■ Stored records
════════

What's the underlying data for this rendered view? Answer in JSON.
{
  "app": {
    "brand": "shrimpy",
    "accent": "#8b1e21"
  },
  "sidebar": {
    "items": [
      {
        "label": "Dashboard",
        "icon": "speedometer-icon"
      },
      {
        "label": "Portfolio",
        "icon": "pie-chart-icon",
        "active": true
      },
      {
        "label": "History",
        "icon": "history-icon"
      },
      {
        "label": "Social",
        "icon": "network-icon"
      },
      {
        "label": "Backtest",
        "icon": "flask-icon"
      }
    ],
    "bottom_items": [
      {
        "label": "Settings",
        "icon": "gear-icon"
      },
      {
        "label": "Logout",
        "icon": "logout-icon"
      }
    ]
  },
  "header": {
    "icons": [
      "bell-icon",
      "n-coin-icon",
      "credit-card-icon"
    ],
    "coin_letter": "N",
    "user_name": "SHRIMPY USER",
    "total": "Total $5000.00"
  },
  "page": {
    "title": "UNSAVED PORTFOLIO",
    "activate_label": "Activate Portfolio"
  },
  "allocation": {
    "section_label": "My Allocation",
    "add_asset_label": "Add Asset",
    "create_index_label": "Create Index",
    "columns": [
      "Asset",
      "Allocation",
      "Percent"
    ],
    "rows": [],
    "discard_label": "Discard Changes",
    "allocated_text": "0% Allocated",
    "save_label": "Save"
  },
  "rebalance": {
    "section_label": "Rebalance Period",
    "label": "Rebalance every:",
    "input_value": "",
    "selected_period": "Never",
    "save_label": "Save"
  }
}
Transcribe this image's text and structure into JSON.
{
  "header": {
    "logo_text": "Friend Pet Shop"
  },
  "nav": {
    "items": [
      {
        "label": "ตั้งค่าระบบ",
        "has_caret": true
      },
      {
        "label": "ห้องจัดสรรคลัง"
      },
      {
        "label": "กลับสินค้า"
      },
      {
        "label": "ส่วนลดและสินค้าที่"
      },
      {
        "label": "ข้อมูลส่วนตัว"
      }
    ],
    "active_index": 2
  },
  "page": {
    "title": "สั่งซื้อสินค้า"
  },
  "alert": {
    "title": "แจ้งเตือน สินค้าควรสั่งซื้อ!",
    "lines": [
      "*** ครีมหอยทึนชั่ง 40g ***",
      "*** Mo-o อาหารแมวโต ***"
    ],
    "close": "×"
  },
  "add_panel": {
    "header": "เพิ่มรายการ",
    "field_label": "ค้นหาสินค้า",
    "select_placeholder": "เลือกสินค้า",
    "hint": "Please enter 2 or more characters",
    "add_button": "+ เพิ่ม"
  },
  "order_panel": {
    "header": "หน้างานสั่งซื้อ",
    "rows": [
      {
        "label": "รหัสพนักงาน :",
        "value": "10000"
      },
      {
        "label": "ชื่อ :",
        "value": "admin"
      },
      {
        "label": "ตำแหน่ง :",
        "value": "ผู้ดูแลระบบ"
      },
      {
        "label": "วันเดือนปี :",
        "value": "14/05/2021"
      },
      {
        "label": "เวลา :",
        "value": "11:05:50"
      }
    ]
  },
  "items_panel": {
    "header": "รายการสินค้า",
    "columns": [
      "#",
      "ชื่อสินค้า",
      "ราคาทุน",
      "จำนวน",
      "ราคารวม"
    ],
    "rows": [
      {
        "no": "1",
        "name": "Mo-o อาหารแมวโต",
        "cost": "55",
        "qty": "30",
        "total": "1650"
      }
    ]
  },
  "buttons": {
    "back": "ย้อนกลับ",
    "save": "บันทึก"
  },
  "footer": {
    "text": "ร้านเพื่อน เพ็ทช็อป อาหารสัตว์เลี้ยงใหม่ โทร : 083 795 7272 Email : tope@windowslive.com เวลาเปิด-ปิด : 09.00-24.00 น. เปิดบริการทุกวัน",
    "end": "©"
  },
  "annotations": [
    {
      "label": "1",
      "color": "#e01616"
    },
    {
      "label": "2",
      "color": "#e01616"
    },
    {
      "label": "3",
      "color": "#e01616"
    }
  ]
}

════════

■ YOUR GOAL
Return all the data exactly as given.

■ THE OUTPUT
What's the underlying data for this rendered view? Answer in JSON.
{
  "app": {
    "brand": "shrimpy",
    "accent": "#8b1e21"
  },
  "sidebar": {
    "items": [
      {
        "label": "Dashboard",
        "icon": "speedometer-icon"
      },
      {
        "label": "Portfolio",
        "icon": "pie-chart-icon",
        "active": true
      },
      {
        "label": "History",
        "icon": "history-icon"
      },
      {
        "label": "Social",
        "icon": "network-icon"
      },
      {
        "label": "Backtest",
        "icon": "flask-icon"
      }
    ],
    "bottom_items": [
      {
        "label": "Settings",
        "icon": "gear-icon"
      },
      {
        "label": "Logout",
        "icon": "logout-icon"
      }
    ]
  },
  "header": {
    "icons": [
      "bell-icon",
      "n-coin-icon",
      "credit-card-icon"
    ],
    "coin_letter": "N",
    "user_name": "SHRIMPY USER",
    "total": "Total $5000.00"
  },
  "page": {
    "title": "UNSAVED PORTFOLIO",
    "activate_label": "Activate Portfolio"
  },
  "allocation": {
    "section_label": "My Allocation",
    "add_asset_label": "Add Asset",
    "create_index_label": "Create Index",
    "columns": [
      "Asset",
      "Allocation",
      "Percent"
    ],
    "rows": [],
    "discard_label": "Discard Changes",
    "allocated_text": "0% Allocated",
    "save_label": "Save"
  },
  "rebalance": {
    "section_label": "Rebalance Period",
    "label": "Rebalance every:",
    "input_value": "",
    "selected_period": "Never",
    "save_label": "Save"
  }
}
Transcribe this image's text and structure into JSON.
{
  "header": {
    "logo_text": "Friend Pet Shop"
  },
  "nav": {
    "items": [
      {
        "label": "ตั้งค่าระบบ",
        "has_caret": true
      },
      {
        "label": "ห้องจัดสรรคลัง"
      },
      {
        "label": "กลับสินค้า"
      },
      {
        "label": "ส่วนลดและสินค้าที่"
      },
      {
        "label": "ข้อมูลส่วนตัว"
      }
    ],
    "active_index": 2
  },
  "page": {
    "title": "สั่งซื้อสินค้า"
  },
  "alert": {
    "title": "แจ้งเตือน สินค้าควรสั่งซื้อ!",
    "lines": [
      "*** ครีมหอยทึนชั่ง 40g ***",
      "*** Mo-o อาหารแมวโต ***"
    ],
    "close": "×"
  },
  "add_panel": {
    "header": "เพิ่มรายการ",
    "field_label": "ค้นหาสินค้า",
    "select_placeholder": "เลือกสินค้า",
    "hint": "Please enter 2 or more characters",
    "add_button": "+ เพิ่ม"
  },
  "order_panel": {
    "header": "หน้างานสั่งซื้อ",
    "rows": [
      {
        "label": "รหัสพนักงาน :",
        "value": "10000"
      },
      {
        "label": "ชื่อ :",
        "value": "admin"
      },
      {
        "label": "ตำแหน่ง :",
        "value": "ผู้ดูแลระบบ"
      },
      {
        "label": "วันเดือนปี :",
        "value": "14/05/2021"
      },
      {
        "label": "เวลา :",
        "value": "11:05:50"
      }
    ]
  },
  "items_panel": {
    "header": "รายการสินค้า",
    "columns": [
      "#",
      "ชื่อสินค้า",
      "ราคาทุน",
      "จำนวน",
      "ราคารวม"
    ],
    "rows": [
      {
        "no": "1",
        "name": "Mo-o อาหารแมวโต",
        "cost": "55",
        "qty": "30",
        "total": "1650"
      }
    ]
  },
  "buttons": {
    "back": "ย้อนกลับ",
    "save": "บันทึก"
  },
  "footer": {
    "text": "ร้านเพื่อน เพ็ทช็อป อาหารสัตว์เลี้ยงใหม่ โทร : 083 795 7272 Email : tope@windowslive.com เวลาเปิด-ปิด : 09.00-24.00 น. เปิดบริการทุกวัน",
    "end": "©"
  },
  "annotations": [
    {
      "label": "1",
      "color": "#e01616"
    },
    {
      "label": "2",
      "color": "#e01616"
    },
    {
      "label": "3",
      "color": "#e01616"
    }
  ]
}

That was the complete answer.